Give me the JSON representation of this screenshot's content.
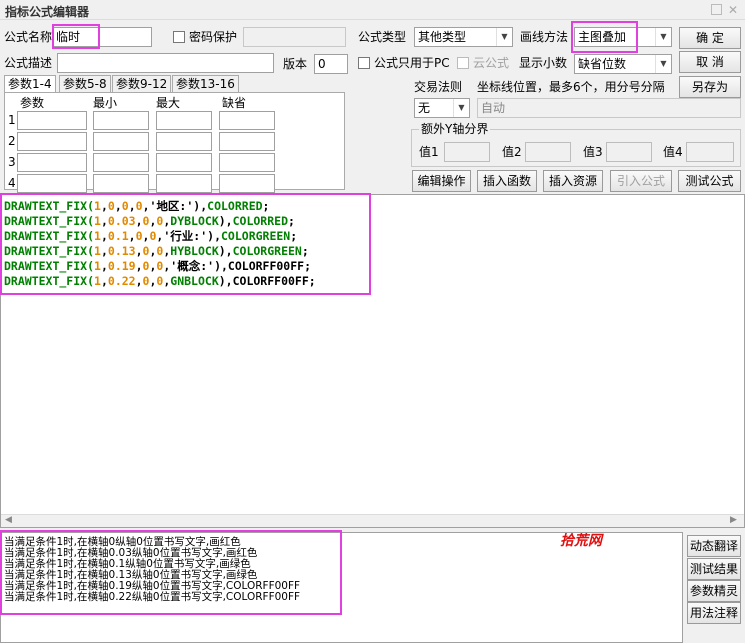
{
  "window": {
    "title": "指标公式编辑器"
  },
  "form": {
    "name_label": "公式名称",
    "name_value": "临时",
    "password_label": "密码保护",
    "type_label": "公式类型",
    "type_value": "其他类型",
    "draw_label": "画线方法",
    "draw_value": "主图叠加",
    "desc_label": "公式描述",
    "desc_value": "",
    "version_label": "版本",
    "version_value": "0",
    "pc_only_label": "公式只用于PC",
    "cloud_label": "云公式",
    "decimals_label": "显示小数",
    "decimals_value": "缺省位数"
  },
  "buttons": {
    "ok": "确  定",
    "cancel": "取  消",
    "save_as": "另存为",
    "edit_ops": "编辑操作",
    "insert_func": "插入函数",
    "insert_res": "插入资源",
    "import_formula": "引入公式",
    "test_formula": "测试公式",
    "dyn_translate": "动态翻译",
    "test_result": "测试结果",
    "param_wizard": "参数精灵",
    "usage_notes": "用法注释"
  },
  "params": {
    "tabs": [
      "参数1-4",
      "参数5-8",
      "参数9-12",
      "参数13-16"
    ],
    "headers": [
      "参数",
      "最小",
      "最大",
      "缺省"
    ],
    "rows": [
      "1",
      "2",
      "3",
      "4"
    ]
  },
  "trade": {
    "rule_label": "交易法则",
    "rule_value": "无",
    "coord_label": "坐标线位置，最多6个，用分号分隔",
    "coord_placeholder": "自动"
  },
  "yaxis": {
    "title": "额外Y轴分界",
    "labels": [
      "值1",
      "值2",
      "值3",
      "值4"
    ]
  },
  "code": {
    "lines": [
      [
        [
          "fn",
          "DRAWTEXT_FIX("
        ],
        [
          "num",
          "1"
        ],
        [
          "p",
          ","
        ],
        [
          "num",
          "0"
        ],
        [
          "p",
          ","
        ],
        [
          "num",
          "0"
        ],
        [
          "p",
          ","
        ],
        [
          "num",
          "0"
        ],
        [
          "p",
          ",'"
        ],
        [
          "str",
          "地区:"
        ],
        [
          "p",
          "'),"
        ],
        [
          "kw",
          "COLORRED"
        ],
        [
          "p",
          ";"
        ]
      ],
      [
        [
          "fn",
          "DRAWTEXT_FIX("
        ],
        [
          "num",
          "1"
        ],
        [
          "p",
          ","
        ],
        [
          "num",
          "0.03"
        ],
        [
          "p",
          ","
        ],
        [
          "num",
          "0"
        ],
        [
          "p",
          ","
        ],
        [
          "num",
          "0"
        ],
        [
          "p",
          ","
        ],
        [
          "kw",
          "DYBLOCK"
        ],
        [
          "p",
          "),"
        ],
        [
          "kw",
          "COLORRED"
        ],
        [
          "p",
          ";"
        ]
      ],
      [
        [
          "fn",
          "DRAWTEXT_FIX("
        ],
        [
          "num",
          "1"
        ],
        [
          "p",
          ","
        ],
        [
          "num",
          "0.1"
        ],
        [
          "p",
          ","
        ],
        [
          "num",
          "0"
        ],
        [
          "p",
          ","
        ],
        [
          "num",
          "0"
        ],
        [
          "p",
          ",'"
        ],
        [
          "str",
          "行业:"
        ],
        [
          "p",
          "'),"
        ],
        [
          "kw",
          "COLORGREEN"
        ],
        [
          "p",
          ";"
        ]
      ],
      [
        [
          "fn",
          "DRAWTEXT_FIX("
        ],
        [
          "num",
          "1"
        ],
        [
          "p",
          ","
        ],
        [
          "num",
          "0.13"
        ],
        [
          "p",
          ","
        ],
        [
          "num",
          "0"
        ],
        [
          "p",
          ","
        ],
        [
          "num",
          "0"
        ],
        [
          "p",
          ","
        ],
        [
          "kw",
          "HYBLOCK"
        ],
        [
          "p",
          "),"
        ],
        [
          "kw",
          "COLORGREEN"
        ],
        [
          "p",
          ";"
        ]
      ],
      [
        [
          "fn",
          "DRAWTEXT_FIX("
        ],
        [
          "num",
          "1"
        ],
        [
          "p",
          ","
        ],
        [
          "num",
          "0.19"
        ],
        [
          "p",
          ","
        ],
        [
          "num",
          "0"
        ],
        [
          "p",
          ","
        ],
        [
          "num",
          "0"
        ],
        [
          "p",
          ",'"
        ],
        [
          "str",
          "概念:"
        ],
        [
          "p",
          "'),"
        ],
        [
          "kwb",
          "COLORFF00FF"
        ],
        [
          "p",
          ";"
        ]
      ],
      [
        [
          "fn",
          "DRAWTEXT_FIX("
        ],
        [
          "num",
          "1"
        ],
        [
          "p",
          ","
        ],
        [
          "num",
          "0.22"
        ],
        [
          "p",
          ","
        ],
        [
          "num",
          "0"
        ],
        [
          "p",
          ","
        ],
        [
          "num",
          "0"
        ],
        [
          "p",
          ","
        ],
        [
          "kw",
          "GNBLOCK"
        ],
        [
          "p",
          "),"
        ],
        [
          "kwb",
          "COLORFF00FF"
        ],
        [
          "p",
          ";"
        ]
      ]
    ]
  },
  "output": {
    "lines": [
      "当满足条件1时,在横轴0纵轴0位置书写文字,画红色",
      "当满足条件1时,在横轴0.03纵轴0位置书写文字,画红色",
      "当满足条件1时,在横轴0.1纵轴0位置书写文字,画绿色",
      "当满足条件1时,在横轴0.13纵轴0位置书写文字,画绿色",
      "当满足条件1时,在横轴0.19纵轴0位置书写文字,COLORFF00FF",
      "当满足条件1时,在横轴0.22纵轴0位置书写文字,COLORFF00FF"
    ]
  },
  "watermark": "拾荒网",
  "colors": {
    "highlight": "#e040e0",
    "function": "#008000",
    "number": "#e08a00",
    "watermark": "#e01010"
  }
}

Problem description |
Nothing in the entries above should change when they are printed again, except that the pictures are dropped.

Full output |
Give me the JSON representation of this screenshot's content.
{
  "window": {
    "title": "指标公式编辑器"
  },
  "form": {
    "name_label": "公式名称",
    "name_value": "临时",
    "password_label": "密码保护",
    "type_label": "公式类型",
    "type_value": "其他类型",
    "draw_label": "画线方法",
    "draw_value": "主图叠加",
    "desc_label": "公式描述",
    "desc_value": "",
    "version_label": "版本",
    "version_value": "0",
    "pc_only_label": "公式只用于PC",
    "cloud_label": "云公式",
    "decimals_label": "显示小数",
    "decimals_value": "缺省位数"
  },
  "buttons": {
    "ok": "确  定",
    "cancel": "取  消",
    "save_as": "另存为",
    "edit_ops": "编辑操作",
    "insert_func": "插入函数",
    "insert_res": "插入资源",
    "import_formula": "引入公式",
    "test_formula": "测试公式",
    "dyn_translate": "动态翻译",
    "test_result": "测试结果",
    "param_wizard": "参数精灵",
    "usage_notes": "用法注释"
  },
  "params": {
    "tabs": [
      "参数1-4",
      "参数5-8",
      "参数9-12",
      "参数13-16"
    ],
    "headers": [
      "参数",
      "最小",
      "最大",
      "缺省"
    ],
    "rows": [
      "1",
      "2",
      "3",
      "4"
    ]
  },
  "trade": {
    "rule_label": "交易法则",
    "rule_value": "无",
    "coord_label": "坐标线位置，最多6个，用分号分隔",
    "coord_placeholder": "自动"
  },
  "yaxis": {
    "title": "额外Y轴分界",
    "labels": [
      "值1",
      "值2",
      "值3",
      "值4"
    ]
  },
  "code": {
    "lines": [
      [
        [
          "fn",
          "DRAWTEXT_FIX("
        ],
        [
          "num",
          "1"
        ],
        [
          "p",
          ","
        ],
        [
          "num",
          "0"
        ],
        [
          "p",
          ","
        ],
        [
          "num",
          "0"
        ],
        [
          "p",
          ","
        ],
        [
          "num",
          "0"
        ],
        [
          "p",
          ",'"
        ],
        [
          "str",
          "地区:"
        ],
        [
          "p",
          "'),"
        ],
        [
          "kw",
          "COLORRED"
        ],
        [
          "p",
          ";"
        ]
      ],
      [
        [
          "fn",
          "DRAWTEXT_FIX("
        ],
        [
          "num",
          "1"
        ],
        [
          "p",
          ","
        ],
        [
          "num",
          "0.03"
        ],
        [
          "p",
          ","
        ],
        [
          "num",
          "0"
        ],
        [
          "p",
          ","
        ],
        [
          "num",
          "0"
        ],
        [
          "p",
          ","
        ],
        [
          "kw",
          "DYBLOCK"
        ],
        [
          "p",
          "),"
        ],
        [
          "kw",
          "COLORRED"
        ],
        [
          "p",
          ";"
        ]
      ],
      [
        [
          "fn",
          "DRAWTEXT_FIX("
        ],
        [
          "num",
          "1"
        ],
        [
          "p",
          ","
        ],
        [
          "num",
          "0.1"
        ],
        [
          "p",
          ","
        ],
        [
          "num",
          "0"
        ],
        [
          "p",
          ","
        ],
        [
          "num",
          "0"
        ],
        [
          "p",
          ",'"
        ],
        [
          "str",
          "行业:"
        ],
        [
          "p",
          "'),"
        ],
        [
          "kw",
          "COLORGREEN"
        ],
        [
          "p",
          ";"
        ]
      ],
      [
        [
          "fn",
          "DRAWTEXT_FIX("
        ],
        [
          "num",
          "1"
        ],
        [
          "p",
          ","
        ],
        [
          "num",
          "0.13"
        ],
        [
          "p",
          ","
        ],
        [
          "num",
          "0"
        ],
        [
          "p",
          ","
        ],
        [
          "num",
          "0"
        ],
        [
          "p",
          ","
        ],
        [
          "kw",
          "HYBLOCK"
        ],
        [
          "p",
          "),"
        ],
        [
          "kw",
          "COLORGREEN"
        ],
        [
          "p",
          ";"
        ]
      ],
      [
        [
          "fn",
          "DRAWTEXT_FIX("
        ],
        [
          "num",
          "1"
        ],
        [
          "p",
          ","
        ],
        [
          "num",
          "0.19"
        ],
        [
          "p",
          ","
        ],
        [
          "num",
          "0"
        ],
        [
          "p",
          ","
        ],
        [
          "num",
          "0"
        ],
        [
          "p",
          ",'"
        ],
        [
          "str",
          "概念:"
        ],
        [
          "p",
          "'),"
        ],
        [
          "kwb",
          "COLORFF00FF"
        ],
        [
          "p",
          ";"
        ]
      ],
      [
        [
          "fn",
          "DRAWTEXT_FIX("
        ],
        [
          "num",
          "1"
        ],
        [
          "p",
          ","
        ],
        [
          "num",
          "0.22"
        ],
        [
          "p",
          ","
        ],
        [
          "num",
          "0"
        ],
        [
          "p",
          ","
        ],
        [
          "num",
          "0"
        ],
        [
          "p",
          ","
        ],
        [
          "kw",
          "GNBLOCK"
        ],
        [
          "p",
          "),"
        ],
        [
          "kwb",
          "COLORFF00FF"
        ],
        [
          "p",
          ";"
        ]
      ]
    ]
  },
  "output": {
    "lines": [
      "当满足条件1时,在横轴0纵轴0位置书写文字,画红色",
      "当满足条件1时,在横轴0.03纵轴0位置书写文字,画红色",
      "当满足条件1时,在横轴0.1纵轴0位置书写文字,画绿色",
      "当满足条件1时,在横轴0.13纵轴0位置书写文字,画绿色",
      "当满足条件1时,在横轴0.19纵轴0位置书写文字,COLORFF00FF",
      "当满足条件1时,在横轴0.22纵轴0位置书写文字,COLORFF00FF"
    ]
  },
  "watermark": "拾荒网",
  "colors": {
    "highlight": "#e040e0",
    "function": "#008000",
    "number": "#e08a00",
    "watermark": "#e01010"
  }
}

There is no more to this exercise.